■ **GOAL OF THE EXERCISE**
Find every line below that contains the word "Invite" and copy it out.

■ **AVAILABLE RECORDS**
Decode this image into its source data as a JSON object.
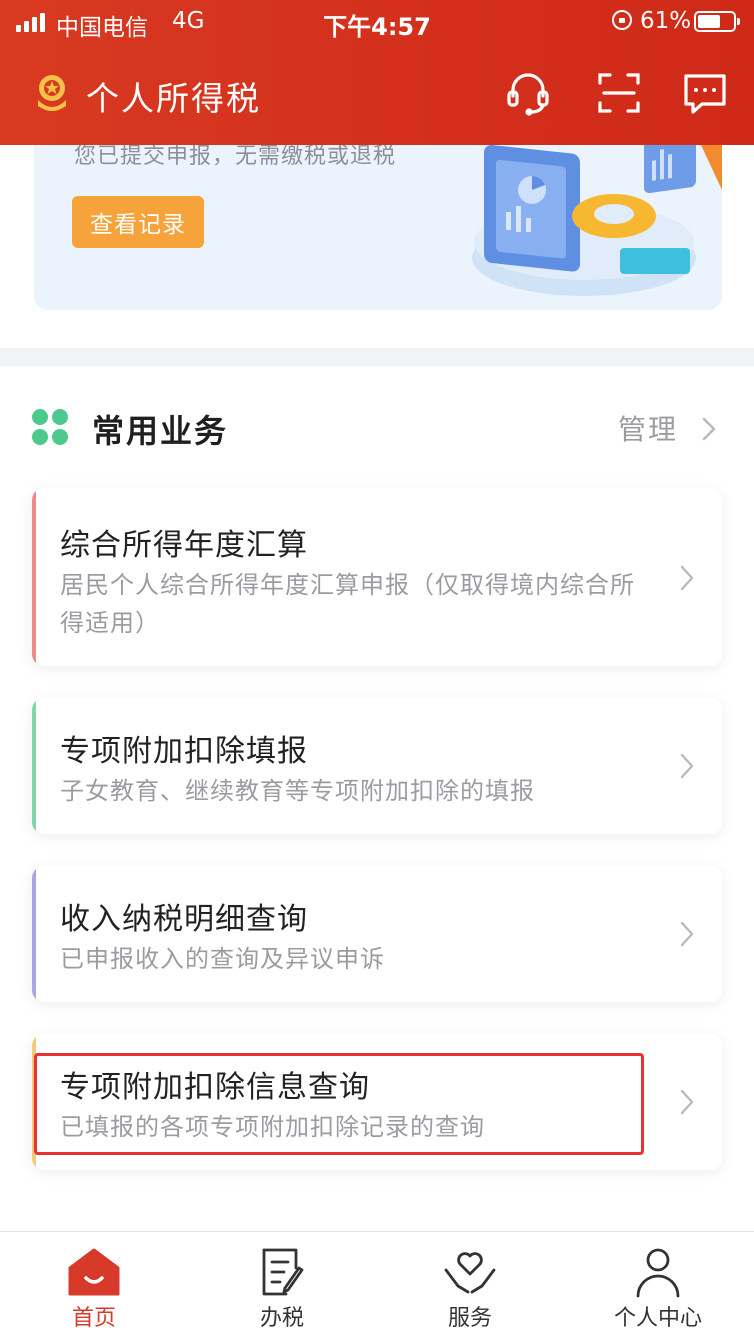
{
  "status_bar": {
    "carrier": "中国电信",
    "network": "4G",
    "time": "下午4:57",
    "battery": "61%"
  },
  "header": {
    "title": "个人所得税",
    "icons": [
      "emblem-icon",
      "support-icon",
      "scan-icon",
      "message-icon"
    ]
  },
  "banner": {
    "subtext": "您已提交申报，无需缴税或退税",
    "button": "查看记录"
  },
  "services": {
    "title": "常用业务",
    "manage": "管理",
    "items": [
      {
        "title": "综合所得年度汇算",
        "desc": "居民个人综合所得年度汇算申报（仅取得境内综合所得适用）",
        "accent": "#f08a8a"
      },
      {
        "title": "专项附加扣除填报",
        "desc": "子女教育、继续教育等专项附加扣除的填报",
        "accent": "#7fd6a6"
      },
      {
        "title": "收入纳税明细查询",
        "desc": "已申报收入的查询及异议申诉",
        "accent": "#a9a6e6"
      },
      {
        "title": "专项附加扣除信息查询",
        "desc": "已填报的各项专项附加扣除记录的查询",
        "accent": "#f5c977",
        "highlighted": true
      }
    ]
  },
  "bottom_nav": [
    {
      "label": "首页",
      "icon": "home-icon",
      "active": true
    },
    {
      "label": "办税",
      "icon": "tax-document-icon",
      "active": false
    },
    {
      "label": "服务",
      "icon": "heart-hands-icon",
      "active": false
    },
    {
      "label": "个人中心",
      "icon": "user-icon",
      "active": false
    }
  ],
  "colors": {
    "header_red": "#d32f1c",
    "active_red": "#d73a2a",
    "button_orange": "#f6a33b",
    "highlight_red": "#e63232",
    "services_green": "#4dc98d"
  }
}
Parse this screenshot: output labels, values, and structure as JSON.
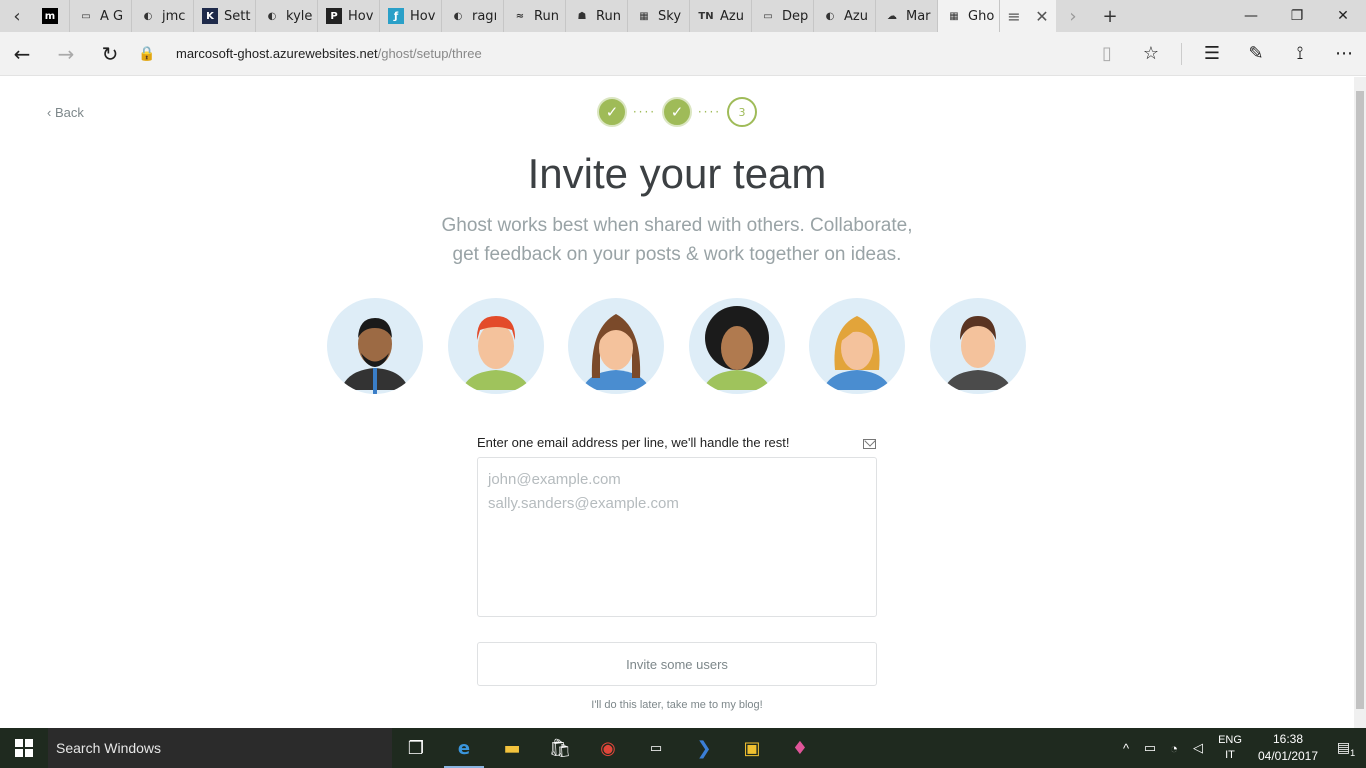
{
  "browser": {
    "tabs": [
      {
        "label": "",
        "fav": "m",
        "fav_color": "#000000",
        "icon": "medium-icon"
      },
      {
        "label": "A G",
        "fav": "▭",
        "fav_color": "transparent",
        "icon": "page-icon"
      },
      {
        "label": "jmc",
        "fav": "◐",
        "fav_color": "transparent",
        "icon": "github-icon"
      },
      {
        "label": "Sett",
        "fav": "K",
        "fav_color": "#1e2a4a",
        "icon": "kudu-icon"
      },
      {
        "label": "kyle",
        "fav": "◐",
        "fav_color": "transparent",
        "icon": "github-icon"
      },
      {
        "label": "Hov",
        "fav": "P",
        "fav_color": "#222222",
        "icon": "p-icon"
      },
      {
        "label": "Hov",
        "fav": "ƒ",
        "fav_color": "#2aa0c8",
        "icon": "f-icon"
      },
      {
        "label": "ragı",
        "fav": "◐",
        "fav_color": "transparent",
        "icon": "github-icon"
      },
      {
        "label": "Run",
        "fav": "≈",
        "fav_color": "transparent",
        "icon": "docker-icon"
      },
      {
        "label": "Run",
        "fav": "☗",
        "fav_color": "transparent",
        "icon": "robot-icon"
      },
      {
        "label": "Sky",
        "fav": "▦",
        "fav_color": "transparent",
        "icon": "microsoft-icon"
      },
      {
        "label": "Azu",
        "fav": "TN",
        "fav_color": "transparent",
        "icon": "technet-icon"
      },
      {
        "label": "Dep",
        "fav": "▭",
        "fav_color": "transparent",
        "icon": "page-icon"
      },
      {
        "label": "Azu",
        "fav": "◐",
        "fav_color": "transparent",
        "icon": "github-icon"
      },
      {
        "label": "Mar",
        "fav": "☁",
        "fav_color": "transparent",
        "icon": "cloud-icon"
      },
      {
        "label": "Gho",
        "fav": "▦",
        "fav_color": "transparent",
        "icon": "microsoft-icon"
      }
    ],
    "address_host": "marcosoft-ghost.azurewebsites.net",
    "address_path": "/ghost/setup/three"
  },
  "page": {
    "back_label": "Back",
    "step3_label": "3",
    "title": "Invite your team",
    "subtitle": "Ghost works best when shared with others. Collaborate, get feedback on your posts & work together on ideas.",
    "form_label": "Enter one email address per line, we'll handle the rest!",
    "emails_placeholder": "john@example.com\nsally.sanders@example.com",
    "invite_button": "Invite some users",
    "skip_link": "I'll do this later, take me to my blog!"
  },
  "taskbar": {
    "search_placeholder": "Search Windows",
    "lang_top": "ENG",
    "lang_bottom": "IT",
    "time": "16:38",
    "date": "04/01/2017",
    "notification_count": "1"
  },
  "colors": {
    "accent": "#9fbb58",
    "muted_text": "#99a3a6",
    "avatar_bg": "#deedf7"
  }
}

* * *

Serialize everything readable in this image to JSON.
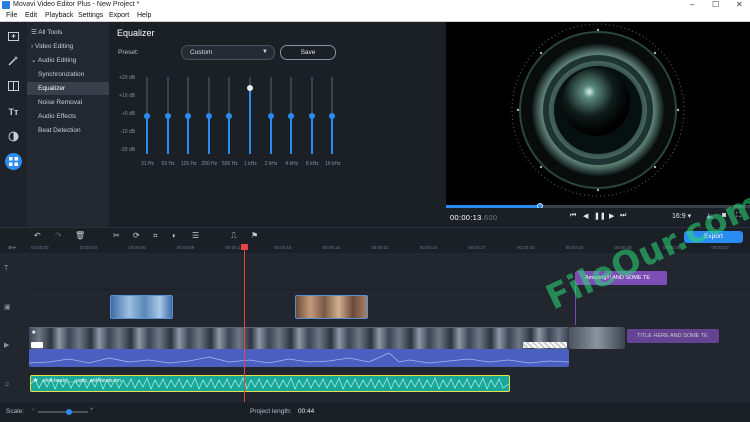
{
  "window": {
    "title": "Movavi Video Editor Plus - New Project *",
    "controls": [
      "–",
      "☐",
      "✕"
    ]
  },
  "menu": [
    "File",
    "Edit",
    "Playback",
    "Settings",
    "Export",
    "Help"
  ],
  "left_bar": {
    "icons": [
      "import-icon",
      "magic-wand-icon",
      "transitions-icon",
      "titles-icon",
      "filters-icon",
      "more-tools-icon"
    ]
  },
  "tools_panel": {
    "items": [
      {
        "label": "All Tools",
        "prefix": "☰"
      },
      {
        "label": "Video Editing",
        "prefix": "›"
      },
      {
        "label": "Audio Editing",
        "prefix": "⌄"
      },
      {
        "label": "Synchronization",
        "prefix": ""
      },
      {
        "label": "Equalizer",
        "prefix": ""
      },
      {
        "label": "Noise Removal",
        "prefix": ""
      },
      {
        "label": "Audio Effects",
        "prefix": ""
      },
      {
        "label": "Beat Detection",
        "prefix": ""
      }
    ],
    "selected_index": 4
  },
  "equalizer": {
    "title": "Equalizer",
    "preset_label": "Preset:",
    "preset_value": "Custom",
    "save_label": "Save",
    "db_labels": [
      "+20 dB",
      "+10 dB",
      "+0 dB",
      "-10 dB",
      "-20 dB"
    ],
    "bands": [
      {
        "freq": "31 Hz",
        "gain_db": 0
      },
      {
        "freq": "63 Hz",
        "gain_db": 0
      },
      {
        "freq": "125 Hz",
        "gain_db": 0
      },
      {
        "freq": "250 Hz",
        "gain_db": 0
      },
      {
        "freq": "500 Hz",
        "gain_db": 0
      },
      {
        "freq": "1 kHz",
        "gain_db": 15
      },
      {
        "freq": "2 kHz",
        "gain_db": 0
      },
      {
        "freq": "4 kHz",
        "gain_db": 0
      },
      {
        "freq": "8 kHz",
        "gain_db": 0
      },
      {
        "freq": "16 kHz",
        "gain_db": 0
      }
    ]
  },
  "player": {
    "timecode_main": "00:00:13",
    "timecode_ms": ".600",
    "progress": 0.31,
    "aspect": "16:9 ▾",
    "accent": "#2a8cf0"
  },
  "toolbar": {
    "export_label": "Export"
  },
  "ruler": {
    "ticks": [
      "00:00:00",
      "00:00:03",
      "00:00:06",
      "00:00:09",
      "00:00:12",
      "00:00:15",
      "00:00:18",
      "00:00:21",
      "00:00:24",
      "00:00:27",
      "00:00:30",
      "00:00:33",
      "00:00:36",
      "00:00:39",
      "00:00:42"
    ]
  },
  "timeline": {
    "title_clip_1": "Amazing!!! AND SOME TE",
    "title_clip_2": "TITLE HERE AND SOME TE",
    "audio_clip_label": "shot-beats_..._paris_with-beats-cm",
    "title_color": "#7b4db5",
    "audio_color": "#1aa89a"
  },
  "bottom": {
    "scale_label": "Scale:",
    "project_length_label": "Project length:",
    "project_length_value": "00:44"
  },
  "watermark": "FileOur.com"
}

■ **RESPONSE FOR THIS EXERCISE**
    "title": "Invite your team",
    "invite_button": "Invite some users",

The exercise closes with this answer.